* Required task
Listed below are entries; give the number of lines among them that include "this", and only that number.

* Dataset rows

************

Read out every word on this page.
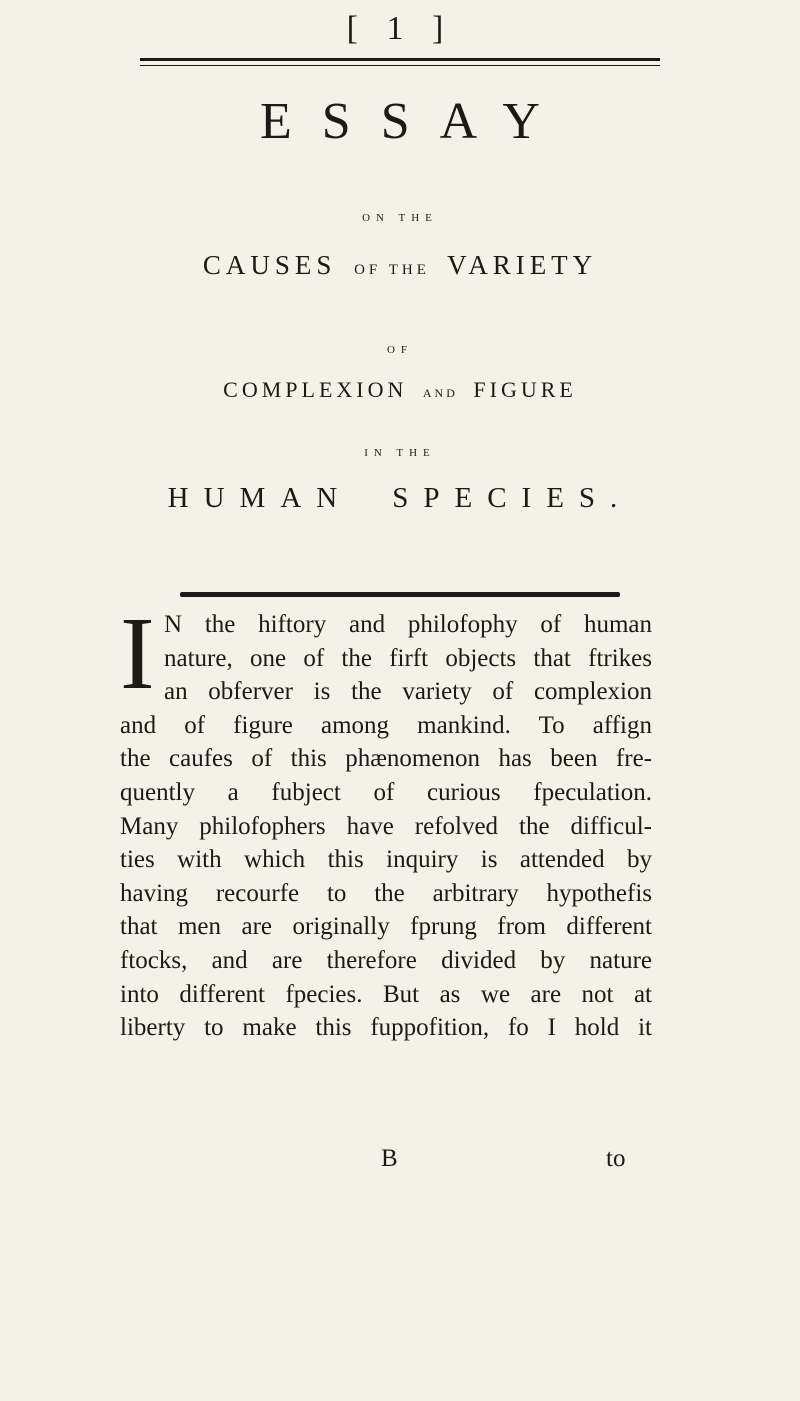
[ 1 ]
ESSAY
ON THE
CAUSES OF THE VARIETY
OF
COMPLEXION AND FIGURE
IN THE
HUMAN SPECIES.
I N the hiftory and philofophy of human
nature, one of the firft objects that ftrikes
an obferver is the variety of complexion
and of figure among mankind. To affign
the caufes of this phænomenon has been fre-
quently a fubject of curious fpeculation.
Many philofophers have refolved the difficul-
ties with which this inquiry is attended by
having recourfe to the arbitrary hypothefis
that men are originally fprung from different
ftocks, and are therefore divided by nature
into different fpecies. But as we are not at
liberty to make this fuppofition, fo I hold it
B	to
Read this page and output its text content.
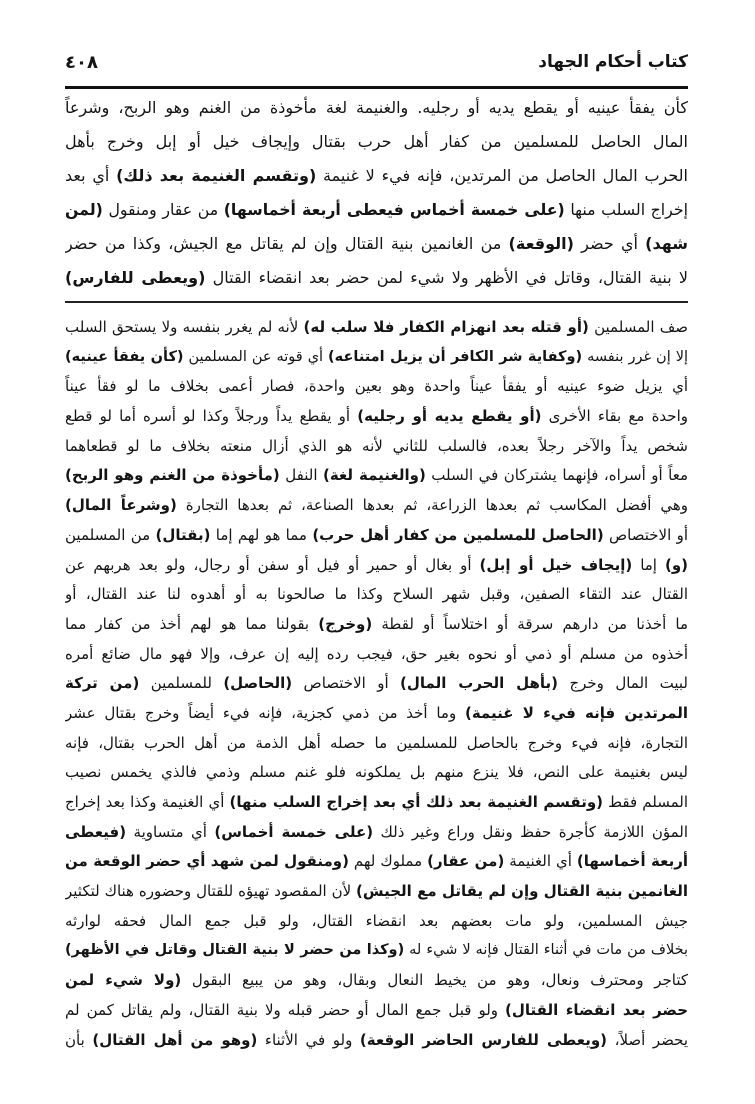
كتاب أحكام الجهاد
٤٠٨
كأن يفقأ عينيه أو يقطع يديه أو رجليه. والغنيمة لغة مأخوذة من الغنم وهو الربح، وشرعاً
المال الحاصل للمسلمين من كفار أهل حرب بقتال وإيجاف خيل أو إبل وخرج بأهل
الحرب المال الحاصل من المرتدين، فإنه فيء لا غنيمة (وتقسم الغنيمة بعد ذلك) أي بعد
إخراج السلب منها (على خمسة أخماس فيعطى أربعة أخماسها) من عقار ومنقول (لمن
شهد) أي حضر (الوقعة) من الغانمين بنية القتال وإن لم يقاتل مع الجيش، وكذا من حضر
لا بنية القتال، وقاتل في الأظهر ولا شيء لمن حضر بعد انقضاء القتال (ويعطى للفارس)
صف المسلمين (أو قتله بعد انهزام الكفار فلا سلب له) لأنه لم يغرر بنفسه ولا يستحق السلب
إلا إن غرر بنفسه (وكفاية شر الكافر أن يزيل امتناعه) أي قوته عن المسلمين (كأن يفقأ عينيه)
أي يزيل ضوء عينيه أو يفقأ عيناً واحدة وهو بعين واحدة، فصار أعمى بخلاف ما لو فقأ عيناً
واحدة مع بقاء الأخرى (أو يقطع يديه أو رجليه) أو يقطع يداً ورجلاً وكذا لو أسره أما لو قطع
شخص يداً والآخر رجلاً بعده، فالسلب للثاني لأنه هو الذي أزال منعته بخلاف ما لو قطعاهما
معاً أو أسراه، فإنهما يشتركان في السلب (والغنيمة لغة) النفل (مأخوذة من الغنم وهو الربح)
وهي أفضل المكاسب ثم بعدها الزراعة، ثم بعدها الصناعة، ثم بعدها التجارة (وشرعاً المال)
أو الاختصاص (الحاصل للمسلمين من كفار أهل حرب) مما هو لهم إما (بقتال) من المسلمين
(و) إما (إيجاف خيل أو إبل) أو بغال أو حمير أو فيل أو سفن أو رجال، ولو بعد هربهم عن
القتال عند التقاء الصفين، وقبل شهر السلاح وكذا ما صالحونا به أو أهدوه لنا عند القتال، أو
ما أخذنا من دارهم سرقة أو اختلاساً أو لقطة (وخرج) بقولنا مما هو لهم أخذ من كفار مما
أخذوه من مسلم أو ذمي أو نحوه بغير حق، فيجب رده إليه إن عرف، وإلا فهو مال ضائع أمره
لبيت المال وخرج (بأهل الحرب المال) أو الاختصاص (الحاصل) للمسلمين (من تركة
المرتدين فإنه فيء لا غنيمة) وما أخذ من ذمي كجزية، فإنه فيء أيضاً وخرج بقتال عشر
التجارة، فإنه فيء وخرج بالحاصل للمسلمين ما حصله أهل الذمة من أهل الحرب بقتال، فإنه
ليس بغنيمة على النص، فلا ينزع منهم بل يملكونه فلو غنم مسلم وذمي فالذي يخمس نصيب
المسلم فقط (وتقسم الغنيمة بعد ذلك أي بعد إخراج السلب منها) أي الغنيمة وكذا بعد إخراج
المؤن اللازمة كأجرة حفظ ونقل وراع وغير ذلك (على خمسة أخماس) أي متساوية (فيعطى
أربعة أخماسها) أي الغنيمة (من عقار) مملوك لهم (ومنقول لمن شهد أي حضر الوقعة من
الغانمين بنية القتال وإن لم يقاتل مع الجيش) لأن المقصود تهيؤه للقتال وحضوره هناك لتكثير
جيش المسلمين، ولو مات بعضهم بعد انقضاء القتال، ولو قبل جمع المال فحقه لوارثه
بخلاف من مات في أثناء القتال فإنه لا شيء له (وكذا من حضر لا بنية القتال وقاتل في الأظهر)
كتاجر ومحترف ونعال، وهو من يخيط النعال وبقال، وهو من يبيع البقول (ولا شيء لمن
حضر بعد انقضاء القتال) ولو قبل جمع المال أو حضر قبله ولا بنية القتال، ولم يقاتل كمن لم
يحضر أصلاً، (ويعطى للفارس الحاضر الوقعة) ولو في الأثناء (وهو من أهل القتال) بأن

************

* Solution
5